__Task directions__. Pull every line of the entries that has the word "ورقم".

__Extracted material__.
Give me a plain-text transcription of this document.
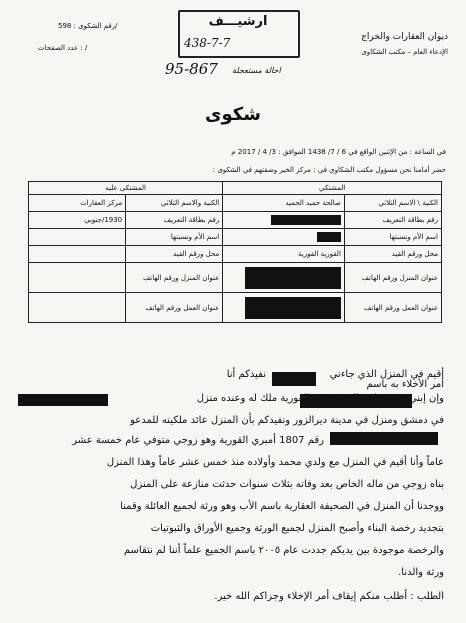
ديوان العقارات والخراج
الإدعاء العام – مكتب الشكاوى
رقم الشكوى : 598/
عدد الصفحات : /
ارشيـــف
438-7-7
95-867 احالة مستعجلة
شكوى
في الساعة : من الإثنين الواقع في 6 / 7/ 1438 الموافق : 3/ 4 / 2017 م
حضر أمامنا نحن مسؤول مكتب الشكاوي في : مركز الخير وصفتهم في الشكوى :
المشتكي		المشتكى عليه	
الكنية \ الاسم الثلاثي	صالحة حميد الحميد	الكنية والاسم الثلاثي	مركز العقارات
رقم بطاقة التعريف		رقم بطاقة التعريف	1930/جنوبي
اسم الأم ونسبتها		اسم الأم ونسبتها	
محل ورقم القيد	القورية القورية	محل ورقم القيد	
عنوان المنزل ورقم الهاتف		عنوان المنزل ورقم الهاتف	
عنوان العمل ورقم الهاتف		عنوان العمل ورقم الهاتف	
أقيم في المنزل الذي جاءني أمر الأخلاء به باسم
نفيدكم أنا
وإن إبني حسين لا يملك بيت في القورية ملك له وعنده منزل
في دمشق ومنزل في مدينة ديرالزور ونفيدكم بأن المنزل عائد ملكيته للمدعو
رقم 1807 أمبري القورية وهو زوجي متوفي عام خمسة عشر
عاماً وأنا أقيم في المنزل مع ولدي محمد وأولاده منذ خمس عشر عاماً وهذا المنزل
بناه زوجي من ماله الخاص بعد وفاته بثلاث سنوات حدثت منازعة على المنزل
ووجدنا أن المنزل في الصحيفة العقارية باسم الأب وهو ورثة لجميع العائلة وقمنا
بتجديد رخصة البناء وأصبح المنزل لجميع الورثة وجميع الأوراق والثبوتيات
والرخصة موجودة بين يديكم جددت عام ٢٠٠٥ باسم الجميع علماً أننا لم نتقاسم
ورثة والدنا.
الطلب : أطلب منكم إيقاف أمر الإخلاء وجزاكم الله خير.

==

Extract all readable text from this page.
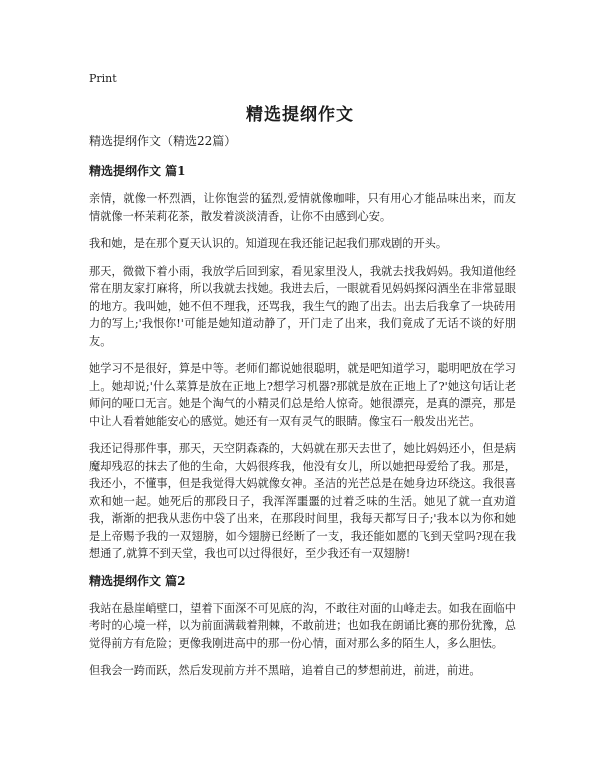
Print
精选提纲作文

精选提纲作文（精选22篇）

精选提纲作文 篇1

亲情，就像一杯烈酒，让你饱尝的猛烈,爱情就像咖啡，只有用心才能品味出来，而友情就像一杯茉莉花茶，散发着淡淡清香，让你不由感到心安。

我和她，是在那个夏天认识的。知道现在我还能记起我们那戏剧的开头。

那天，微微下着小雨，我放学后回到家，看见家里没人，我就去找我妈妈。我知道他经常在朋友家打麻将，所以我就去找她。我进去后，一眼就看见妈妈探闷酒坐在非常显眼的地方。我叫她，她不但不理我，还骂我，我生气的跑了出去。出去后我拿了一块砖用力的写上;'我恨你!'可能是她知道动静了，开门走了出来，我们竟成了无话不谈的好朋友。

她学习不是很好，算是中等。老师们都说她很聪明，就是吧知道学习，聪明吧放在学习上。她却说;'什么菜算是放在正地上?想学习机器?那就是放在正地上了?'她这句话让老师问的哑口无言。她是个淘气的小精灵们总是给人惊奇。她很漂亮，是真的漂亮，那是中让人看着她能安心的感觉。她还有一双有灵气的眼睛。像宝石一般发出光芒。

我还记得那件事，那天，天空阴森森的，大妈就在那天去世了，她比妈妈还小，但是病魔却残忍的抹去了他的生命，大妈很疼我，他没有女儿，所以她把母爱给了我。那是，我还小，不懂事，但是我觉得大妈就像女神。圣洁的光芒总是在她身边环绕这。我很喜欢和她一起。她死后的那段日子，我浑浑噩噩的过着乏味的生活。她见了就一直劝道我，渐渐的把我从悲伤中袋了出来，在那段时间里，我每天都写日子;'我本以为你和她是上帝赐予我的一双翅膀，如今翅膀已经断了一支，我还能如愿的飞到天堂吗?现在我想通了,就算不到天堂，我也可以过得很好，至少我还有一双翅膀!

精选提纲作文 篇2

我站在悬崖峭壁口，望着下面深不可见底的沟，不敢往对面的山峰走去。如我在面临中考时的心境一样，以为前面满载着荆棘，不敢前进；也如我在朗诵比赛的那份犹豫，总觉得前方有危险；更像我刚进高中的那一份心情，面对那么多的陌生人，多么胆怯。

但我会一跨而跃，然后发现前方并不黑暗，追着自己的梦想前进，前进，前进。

__Solution__.
محل ورقم القيد	القورية القورية	محل ورقم القيد	
عنوان المنزل ورقم الهاتف		عنوان المنزل ورقم الهاتف	
عنوان العمل ورقم الهاتف		عنوان العمل ورقم الهاتف	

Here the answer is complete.